- PROBLEM DESCRIPTION: Retype the complete listing exactly as it appears.
--- START GIVEN INFORMATION ---
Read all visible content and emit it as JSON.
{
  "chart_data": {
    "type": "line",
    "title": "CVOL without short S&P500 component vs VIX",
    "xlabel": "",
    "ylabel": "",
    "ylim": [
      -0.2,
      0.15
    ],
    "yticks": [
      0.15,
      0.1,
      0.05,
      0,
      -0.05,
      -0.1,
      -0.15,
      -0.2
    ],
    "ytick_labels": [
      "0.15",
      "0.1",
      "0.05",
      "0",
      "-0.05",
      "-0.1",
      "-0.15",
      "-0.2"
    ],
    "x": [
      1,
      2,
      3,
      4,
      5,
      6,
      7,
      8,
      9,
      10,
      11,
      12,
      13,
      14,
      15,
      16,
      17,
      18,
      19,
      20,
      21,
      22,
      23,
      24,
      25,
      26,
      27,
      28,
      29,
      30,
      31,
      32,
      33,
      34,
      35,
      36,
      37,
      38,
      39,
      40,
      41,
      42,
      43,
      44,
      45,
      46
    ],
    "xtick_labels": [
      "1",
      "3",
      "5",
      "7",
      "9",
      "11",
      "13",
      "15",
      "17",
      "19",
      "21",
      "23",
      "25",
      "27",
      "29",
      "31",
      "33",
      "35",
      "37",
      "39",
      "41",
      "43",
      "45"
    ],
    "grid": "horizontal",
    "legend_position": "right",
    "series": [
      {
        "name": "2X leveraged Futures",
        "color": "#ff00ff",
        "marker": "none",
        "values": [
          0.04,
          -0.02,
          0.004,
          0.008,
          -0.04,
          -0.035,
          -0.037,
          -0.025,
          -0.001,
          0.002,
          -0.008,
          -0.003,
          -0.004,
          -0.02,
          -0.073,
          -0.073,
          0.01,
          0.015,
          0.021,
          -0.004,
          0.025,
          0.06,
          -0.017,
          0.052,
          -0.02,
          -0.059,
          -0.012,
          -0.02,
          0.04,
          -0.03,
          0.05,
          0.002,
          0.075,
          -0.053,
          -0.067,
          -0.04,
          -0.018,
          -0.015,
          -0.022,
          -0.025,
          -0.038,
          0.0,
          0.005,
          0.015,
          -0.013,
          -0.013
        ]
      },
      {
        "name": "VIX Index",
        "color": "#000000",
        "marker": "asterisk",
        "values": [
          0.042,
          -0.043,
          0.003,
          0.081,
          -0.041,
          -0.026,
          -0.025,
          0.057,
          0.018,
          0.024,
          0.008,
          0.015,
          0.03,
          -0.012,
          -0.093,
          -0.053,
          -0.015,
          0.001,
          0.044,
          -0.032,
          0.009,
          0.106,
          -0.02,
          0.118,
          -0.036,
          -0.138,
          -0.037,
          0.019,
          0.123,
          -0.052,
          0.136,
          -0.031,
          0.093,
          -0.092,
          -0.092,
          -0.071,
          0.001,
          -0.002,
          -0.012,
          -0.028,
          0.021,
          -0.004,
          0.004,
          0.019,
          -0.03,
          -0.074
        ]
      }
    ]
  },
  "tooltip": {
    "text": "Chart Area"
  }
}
--- END GIVEN INFORMATION ---
- CORRECT OUTPUT:
Read all visible content and emit it as JSON.
{
  "chart_data": {
    "type": "line",
    "title": "CVOL without short S&P500 component vs VIX",
    "xlabel": "",
    "ylabel": "",
    "ylim": [
      -0.2,
      0.15
    ],
    "yticks": [
      0.15,
      0.1,
      0.05,
      0,
      -0.05,
      -0.1,
      -0.15,
      -0.2
    ],
    "ytick_labels": [
      "0.15",
      "0.1",
      "0.05",
      "0",
      "-0.05",
      "-0.1",
      "-0.15",
      "-0.2"
    ],
    "x": [
      1,
      2,
      3,
      4,
      5,
      6,
      7,
      8,
      9,
      10,
      11,
      12,
      13,
      14,
      15,
      16,
      17,
      18,
      19,
      20,
      21,
      22,
      23,
      24,
      25,
      26,
      27,
      28,
      29,
      30,
      31,
      32,
      33,
      34,
      35,
      36,
      37,
      38,
      39,
      40,
      41,
      42,
      43,
      44,
      45,
      46
    ],
    "xtick_labels": [
      "1",
      "3",
      "5",
      "7",
      "9",
      "11",
      "13",
      "15",
      "17",
      "19",
      "21",
      "23",
      "25",
      "27",
      "29",
      "31",
      "33",
      "35",
      "37",
      "39",
      "41",
      "43",
      "45"
    ],
    "grid": "horizontal",
    "legend_position": "right",
    "series": [
      {
        "name": "2X leveraged Futures",
        "color": "#ff00ff",
        "marker": "none",
        "values": [
          0.04,
          -0.02,
          0.004,
          0.008,
          -0.04,
          -0.035,
          -0.037,
          -0.025,
          -0.001,
          0.002,
          -0.008,
          -0.003,
          -0.004,
          -0.02,
          -0.073,
          -0.073,
          0.01,
          0.015,
          0.021,
          -0.004,
          0.025,
          0.06,
          -0.017,
          0.052,
          -0.02,
          -0.059,
          -0.012,
          -0.02,
          0.04,
          -0.03,
          0.05,
          0.002,
          0.075,
          -0.053,
          -0.067,
          -0.04,
          -0.018,
          -0.015,
          -0.022,
          -0.025,
          -0.038,
          0.0,
          0.005,
          0.015,
          -0.013,
          -0.013
        ]
      },
      {
        "name": "VIX Index",
        "color": "#000000",
        "marker": "asterisk",
        "values": [
          0.042,
          -0.043,
          0.003,
          0.081,
          -0.041,
          -0.026,
          -0.025,
          0.057,
          0.018,
          0.024,
          0.008,
          0.015,
          0.03,
          -0.012,
          -0.093,
          -0.053,
          -0.015,
          0.001,
          0.044,
          -0.032,
          0.009,
          0.106,
          -0.02,
          0.118,
          -0.036,
          -0.138,
          -0.037,
          0.019,
          0.123,
          -0.052,
          0.136,
          -0.031,
          0.093,
          -0.092,
          -0.092,
          -0.071,
          0.001,
          -0.002,
          -0.012,
          -0.028,
          0.021,
          -0.004,
          0.004,
          0.019,
          -0.03,
          -0.074
        ]
      }
    ]
  },
  "tooltip": {
    "text": "Chart Area"
  }
}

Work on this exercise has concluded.